* [Exercise]
Starting with the line that includes "What's the underlying", write out every remaining line of the records below exactly as it appears, leaving out any images.

[Some records]

::::

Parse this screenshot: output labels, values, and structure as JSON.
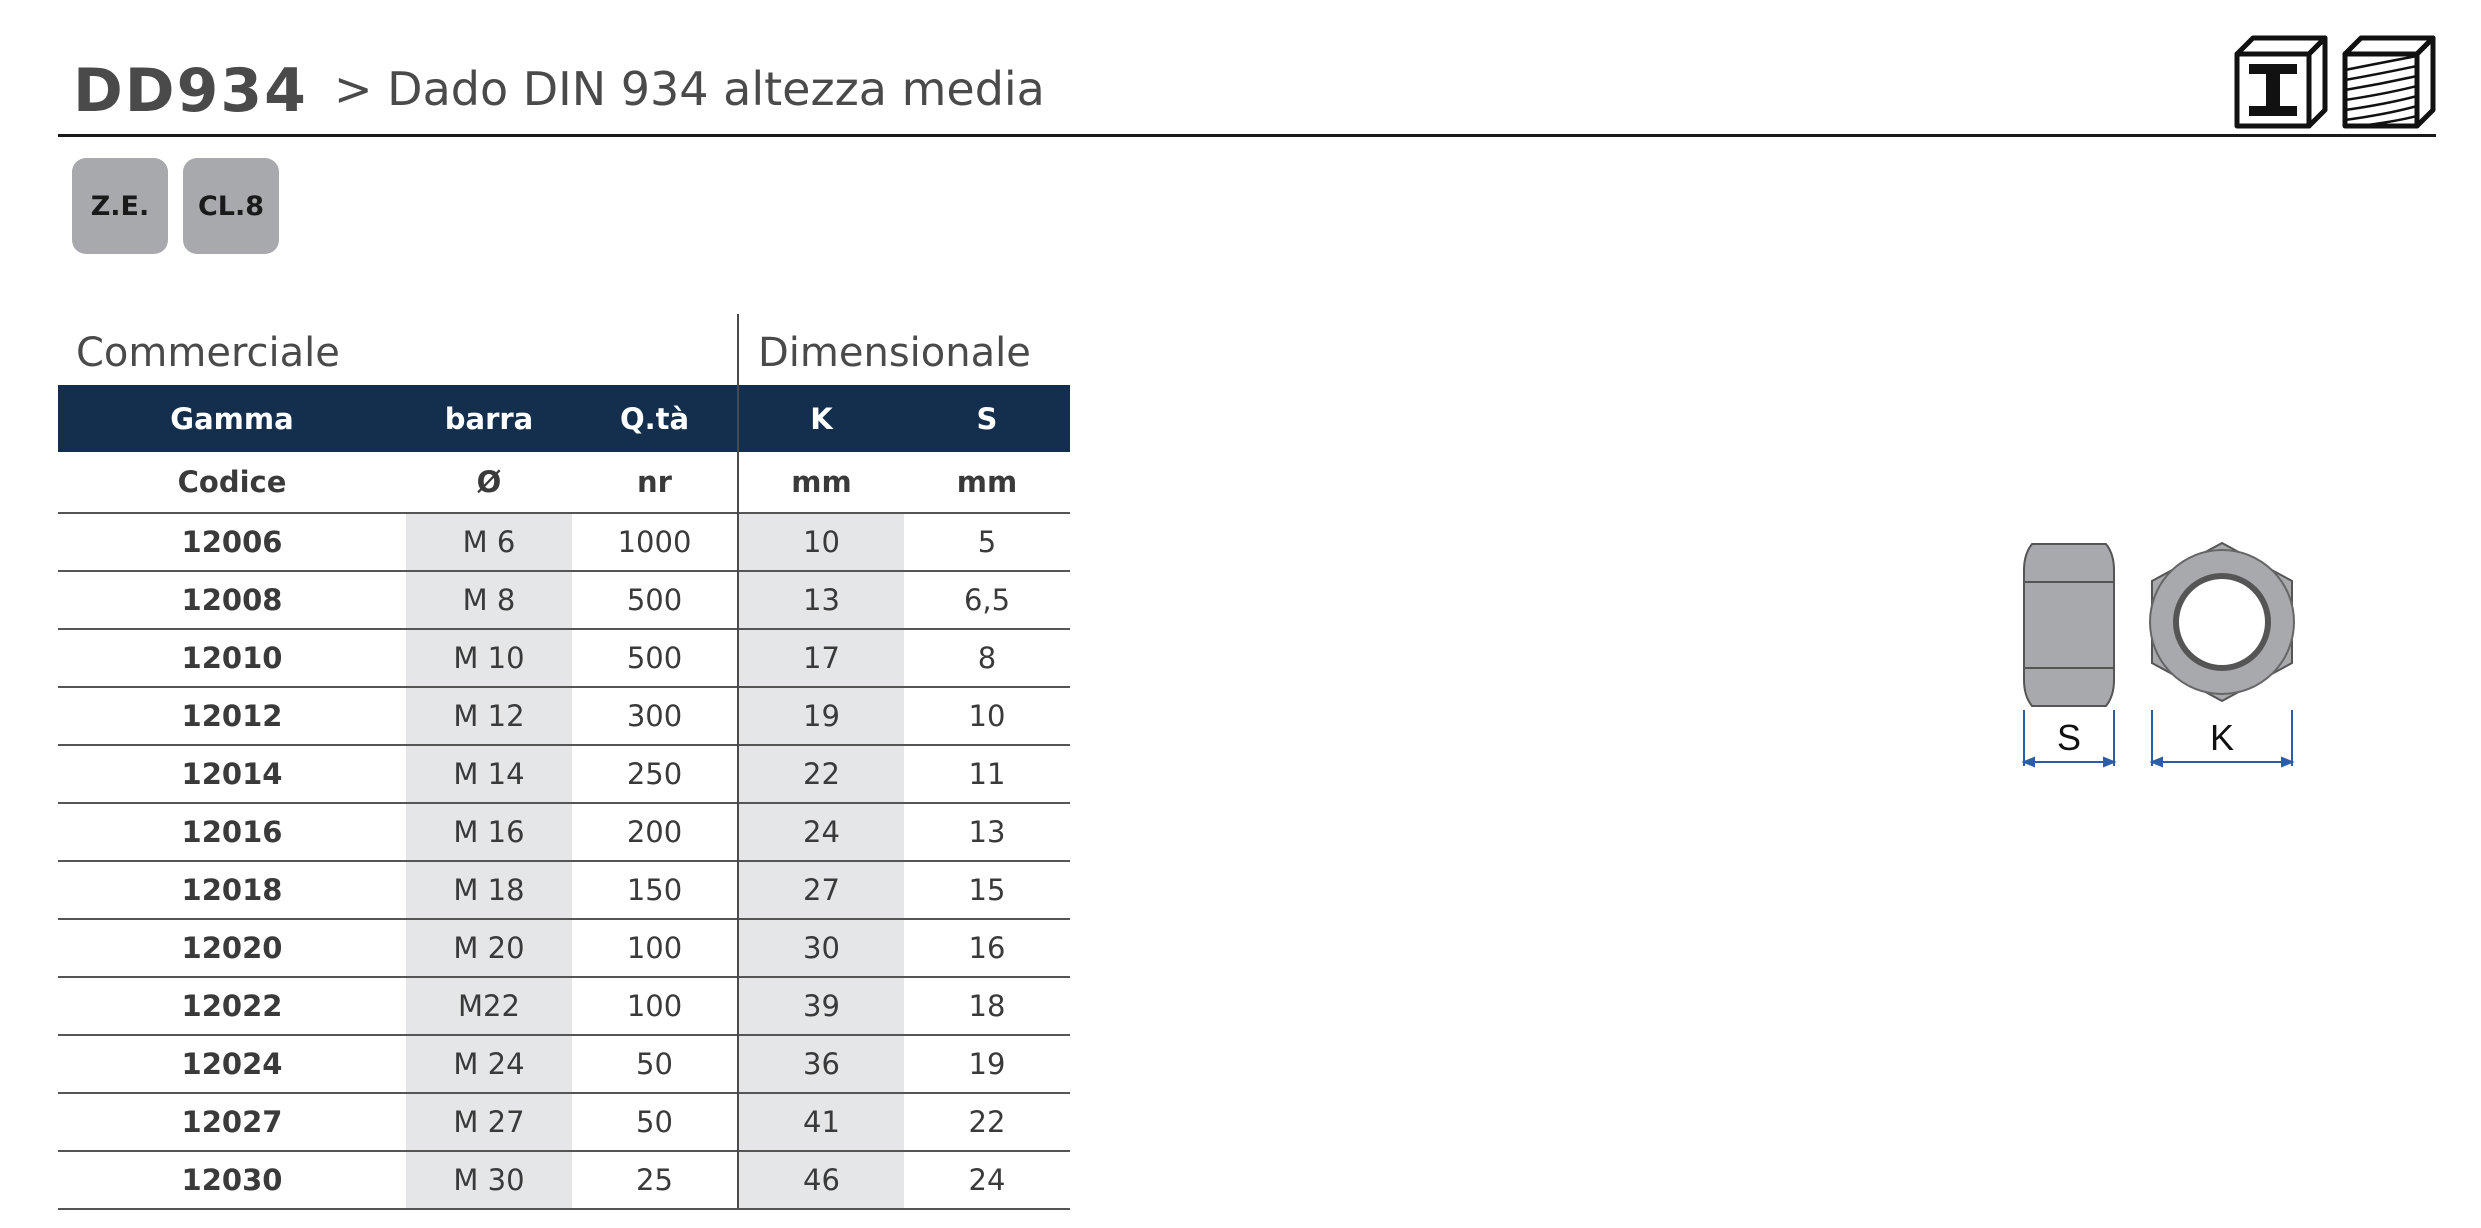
{
  "header": {
    "code": "DD934",
    "subtitle": "> Dado DIN 934 altezza media"
  },
  "badges": [
    "Z.E.",
    "CL.8"
  ],
  "sections": {
    "commerciale": "Commerciale",
    "dimensionale": "Dimensionale"
  },
  "table": {
    "headers": [
      "Gamma",
      "barra",
      "Q.tà",
      "K",
      "S"
    ],
    "units": [
      "Codice",
      "Ø",
      "nr",
      "mm",
      "mm"
    ],
    "rows": [
      [
        "12006",
        "M  6",
        "1000",
        "10",
        "5"
      ],
      [
        "12008",
        "M  8",
        "500",
        "13",
        "6,5"
      ],
      [
        "12010",
        "M 10",
        "500",
        "17",
        "8"
      ],
      [
        "12012",
        "M 12",
        "300",
        "19",
        "10"
      ],
      [
        "12014",
        "M 14",
        "250",
        "22",
        "11"
      ],
      [
        "12016",
        "M 16",
        "200",
        "24",
        "13"
      ],
      [
        "12018",
        "M 18",
        "150",
        "27",
        "15"
      ],
      [
        "12020",
        "M 20",
        "100",
        "30",
        "16"
      ],
      [
        "12022",
        "M22",
        "100",
        "39",
        "18"
      ],
      [
        "12024",
        "M 24",
        "50",
        "36",
        "19"
      ],
      [
        "12027",
        "M 27",
        "50",
        "41",
        "22"
      ],
      [
        "12030",
        "M 30",
        "25",
        "46",
        "24"
      ]
    ]
  },
  "diagram": {
    "label_s": "S",
    "label_k": "K"
  },
  "colors": {
    "header_bg": "#142f4d",
    "shade": "#e5e6e8",
    "badge": "#a7a9ac",
    "dimension_line": "#2a5fa8"
  },
  "icons": [
    "steel-beam-icon",
    "wood-grain-icon"
  ]
}
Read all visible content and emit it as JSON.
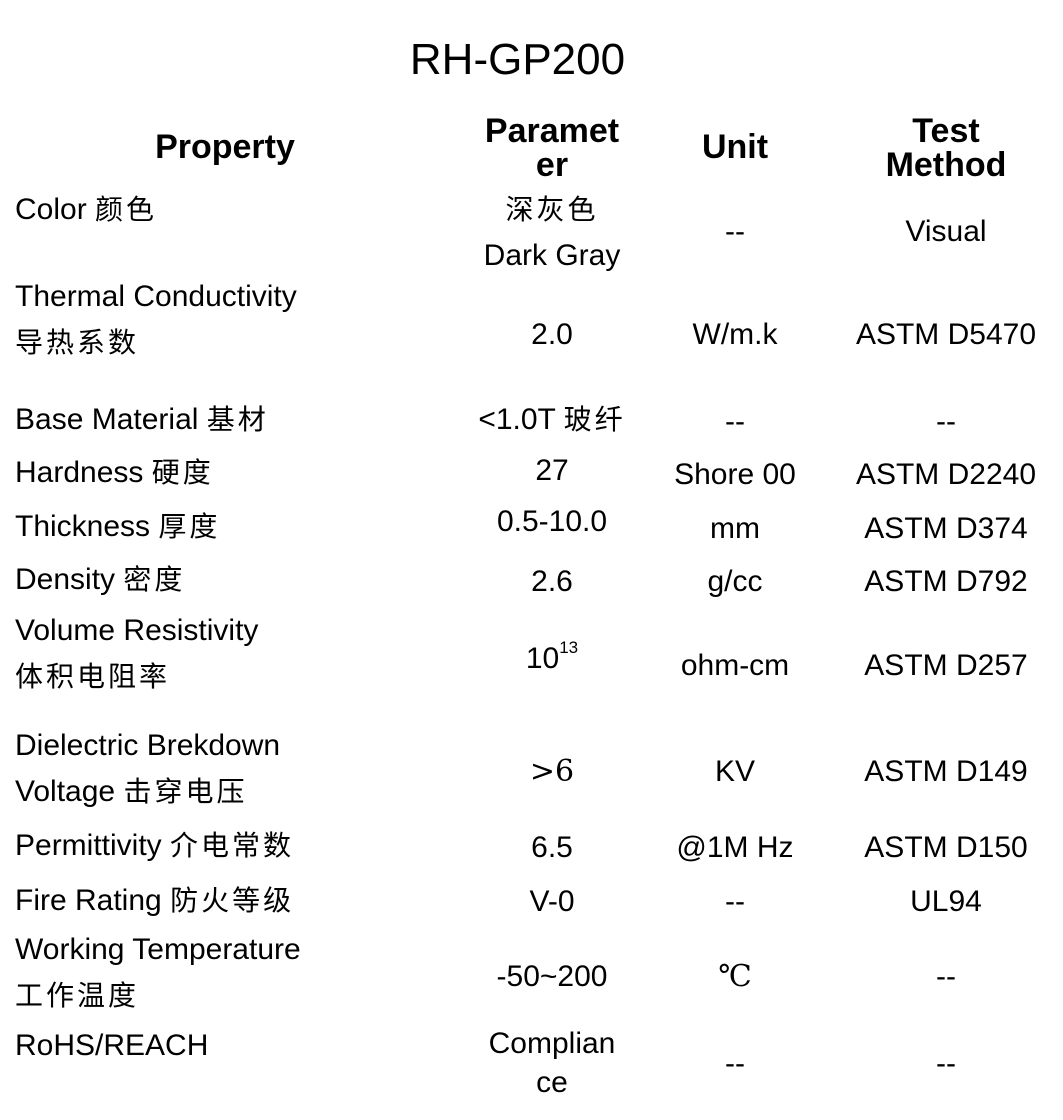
{
  "title": "RH-GP200",
  "headers": {
    "property": "Property",
    "parameter_l1": "Paramet",
    "parameter_l2": "er",
    "unit": "Unit",
    "method_l1": "Test",
    "method_l2": "Method"
  },
  "rows": [
    {
      "prop_en": "Color",
      "prop_cn": "颜色",
      "param_cn": "深灰色",
      "param": "Dark Gray",
      "unit": "--",
      "method": "Visual"
    },
    {
      "prop_en": "Thermal Conductivity",
      "prop_cn": "导热系数",
      "param": "2.0",
      "unit": "W/m.k",
      "method": "ASTM D5470"
    },
    {
      "prop_en": "Base Material",
      "prop_cn": "基材",
      "param": "<1.0T",
      "param_cn": "玻纤",
      "unit": "--",
      "method": "--"
    },
    {
      "prop_en": "Hardness",
      "prop_cn": "硬度",
      "param": "27",
      "unit": "Shore 00",
      "method": "ASTM D2240"
    },
    {
      "prop_en": "Thickness",
      "prop_cn": "厚度",
      "param": "0.5-10.0",
      "unit": "mm",
      "method": "ASTM D374"
    },
    {
      "prop_en": "Density",
      "prop_cn": "密度",
      "param": "2.6",
      "unit": "g/cc",
      "method": "ASTM D792"
    },
    {
      "prop_en": "Volume Resistivity",
      "prop_cn": "体积电阻率",
      "param_base": "10",
      "param_exp": "13",
      "unit": "ohm-cm",
      "method": "ASTM D257"
    },
    {
      "prop_en_l1": "Dielectric Brekdown",
      "prop_en_l2": "Voltage",
      "prop_cn": "击穿电压",
      "param": ">6",
      "unit": "KV",
      "method": "ASTM D149"
    },
    {
      "prop_en": "Permittivity",
      "prop_cn": "介电常数",
      "param": "6.5",
      "unit": "@1M Hz",
      "method": "ASTM D150"
    },
    {
      "prop_en": "Fire Rating",
      "prop_cn": "防火等级",
      "param": "V-0",
      "unit": "--",
      "method": "UL94"
    },
    {
      "prop_en": "Working Temperature",
      "prop_cn": "工作温度",
      "param": "-50~200",
      "unit": "℃",
      "method": "--"
    },
    {
      "prop_en": "RoHS/REACH",
      "param_l1": "Complian",
      "param_l2": "ce",
      "unit": "--",
      "method": "--"
    }
  ]
}
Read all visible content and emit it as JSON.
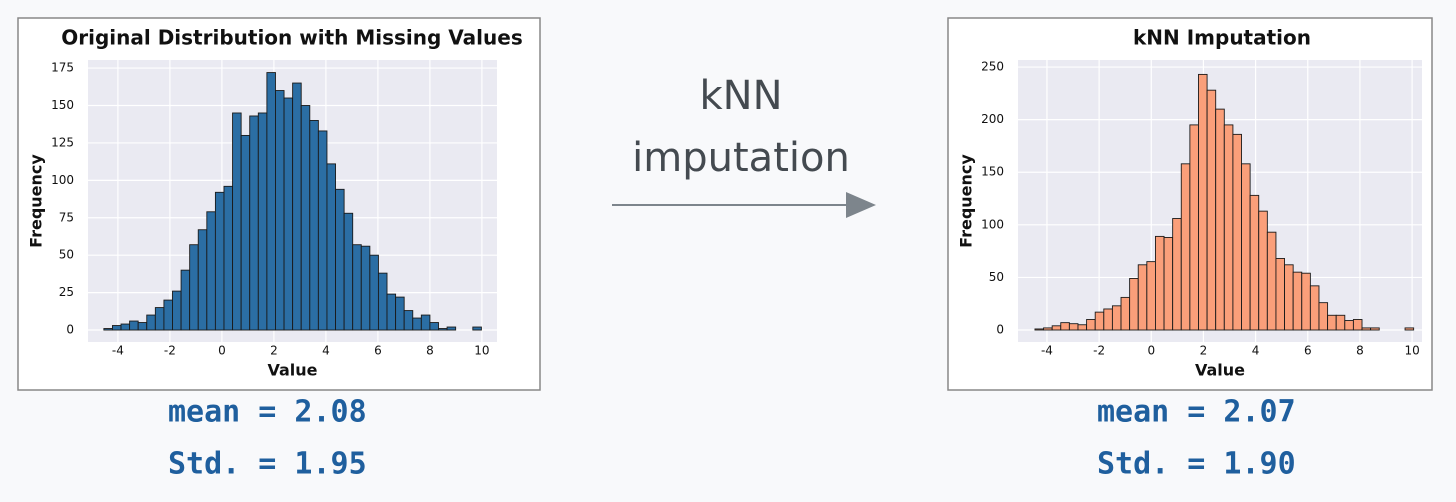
{
  "chart_data": [
    {
      "type": "histogram",
      "title": "Original Distribution with Missing Values",
      "xlabel": "Value",
      "ylabel": "Frequency",
      "color": "#2b6ea4",
      "grid": true,
      "bins": [
        -4.54,
        -4.21,
        -3.88,
        -3.55,
        -3.22,
        -2.89,
        -2.56,
        -2.23,
        -1.9,
        -1.57,
        -1.24,
        -0.91,
        -0.58,
        -0.25,
        0.08,
        0.41,
        0.74,
        1.07,
        1.4,
        1.73,
        2.06,
        2.39,
        2.72,
        3.05,
        3.38,
        3.71,
        4.04,
        4.37,
        4.7,
        5.03,
        5.36,
        5.69,
        6.02,
        6.35,
        6.68,
        7.01,
        7.34,
        7.67,
        8,
        8.33,
        8.66,
        8.99,
        9.32,
        9.65,
        9.98
      ],
      "values": [
        1,
        3,
        4,
        6,
        5,
        10,
        15,
        20,
        26,
        40,
        57,
        67,
        79,
        92,
        96,
        145,
        130,
        143,
        145,
        172,
        160,
        155,
        165,
        150,
        140,
        133,
        111,
        94,
        78,
        57,
        56,
        50,
        38,
        24,
        22,
        13,
        8,
        10,
        5,
        1,
        2,
        0,
        0,
        2
      ],
      "xlim": [
        -5.15,
        10.58
      ],
      "xticks": [
        -4,
        -2,
        0,
        2,
        4,
        6,
        8,
        10
      ],
      "ylim": [
        -8,
        180.4
      ],
      "yticks": [
        0,
        25,
        50,
        75,
        100,
        125,
        150,
        175
      ],
      "annotations": [
        "mean = 2.08",
        "Std. = 1.95"
      ]
    },
    {
      "type": "histogram",
      "title": "kNN Imputation",
      "xlabel": "Value",
      "ylabel": "Frequency",
      "color": "#fa9f7a",
      "grid": true,
      "bins": [
        -4.46,
        -4.13,
        -3.8,
        -3.47,
        -3.14,
        -2.81,
        -2.48,
        -2.15,
        -1.82,
        -1.49,
        -1.16,
        -0.83,
        -0.5,
        -0.17,
        0.16,
        0.49,
        0.82,
        1.15,
        1.48,
        1.81,
        2.14,
        2.47,
        2.8,
        3.13,
        3.46,
        3.79,
        4.12,
        4.45,
        4.78,
        5.11,
        5.44,
        5.77,
        6.1,
        6.43,
        6.76,
        7.09,
        7.42,
        7.75,
        8.08,
        8.41,
        8.74,
        9.07,
        9.4,
        9.73,
        10.06
      ],
      "values": [
        1,
        2,
        4,
        7,
        6,
        5,
        10,
        17,
        20,
        23,
        31,
        49,
        62,
        65,
        89,
        88,
        106,
        158,
        195,
        243,
        228,
        210,
        195,
        186,
        158,
        128,
        113,
        93,
        68,
        62,
        55,
        54,
        42,
        26,
        14,
        14,
        9,
        10,
        2,
        2,
        0,
        0,
        0,
        2
      ],
      "xlim": [
        -5.11,
        10.38
      ],
      "xticks": [
        -4,
        -2,
        0,
        2,
        4,
        6,
        8,
        10
      ],
      "ylim": [
        -11.4,
        256.7
      ],
      "yticks": [
        0,
        50,
        100,
        150,
        200,
        250
      ],
      "annotations": [
        "mean = 2.07",
        "Std. = 1.90"
      ]
    }
  ],
  "arrow_label": [
    "kNN",
    "imputation"
  ]
}
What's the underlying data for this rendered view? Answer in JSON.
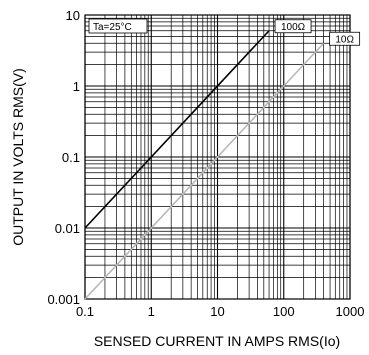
{
  "chart_data": {
    "type": "line",
    "xlabel": "SENSED CURRENT IN AMPS RMS(Io)",
    "ylabel": "OUTPUT IN VOLTS RMS(V)",
    "x_scale": "log",
    "y_scale": "log",
    "xlim": [
      0.1,
      1000
    ],
    "ylim": [
      0.001,
      10
    ],
    "x_ticks": [
      {
        "value": 0.1,
        "label": "0.1"
      },
      {
        "value": 1,
        "label": "1"
      },
      {
        "value": 10,
        "label": "10"
      },
      {
        "value": 100,
        "label": "100"
      },
      {
        "value": 1000,
        "label": "1000"
      }
    ],
    "y_ticks": [
      {
        "value": 0.001,
        "label": "0.001"
      },
      {
        "value": 0.01,
        "label": "0.01"
      },
      {
        "value": 0.1,
        "label": "0.1"
      },
      {
        "value": 1,
        "label": "1"
      },
      {
        "value": 10,
        "label": "10"
      }
    ],
    "grid": true,
    "annotation": "Ta=25°C",
    "series": [
      {
        "name": "100Ω",
        "color": "#000000",
        "x": [
          0.1,
          60
        ],
        "y": [
          0.01,
          6
        ]
      },
      {
        "name": "10Ω",
        "color": "#b8b8b8",
        "x": [
          0.1,
          400
        ],
        "y": [
          0.001,
          4
        ]
      }
    ]
  }
}
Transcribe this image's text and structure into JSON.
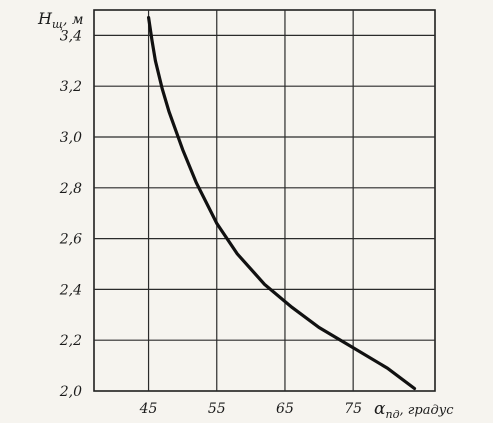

::::

* [Output]
What's the underlying data for this rendered view? Answer in JSON.
{
  "chart_data": {
    "type": "line",
    "xlabel": "SENSED CURRENT IN AMPS RMS(Io)",
    "ylabel": "OUTPUT IN VOLTS RMS(V)",
    "x_scale": "log",
    "y_scale": "log",
    "xlim": [
      0.1,
      1000
    ],
    "ylim": [
      0.001,
      10
    ],
    "x_ticks": [
      {
        "value": 0.1,
        "label": "0.1"
      },
      {
        "value": 1,
        "label": "1"
      },
      {
        "value": 10,
        "label": "10"
      },
      {
        "value": 100,
        "label": "100"
      },
      {
        "value": 1000,
        "label": "1000"
      }
    ],
    "y_ticks": [
      {
        "value": 0.001,
        "label": "0.001"
      },
      {
        "value": 0.01,
        "label": "0.01"
      },
      {
        "value": 0.1,
        "label": "0.1"
      },
      {
        "value": 1,
        "label": "1"
      },
      {
        "value": 10,
        "label": "10"
      }
    ],
    "grid": true,
    "annotation": "Ta=25°C",
    "series": [
      {
        "name": "100Ω",
        "color": "#000000",
        "x": [
          0.1,
          60
        ],
        "y": [
          0.01,
          6
        ]
      },
      {
        "name": "10Ω",
        "color": "#b8b8b8",
        "x": [
          0.1,
          400
        ],
        "y": [
          0.001,
          4
        ]
      }
    ]
  }
}
Transcribe this image's text and structure into JSON.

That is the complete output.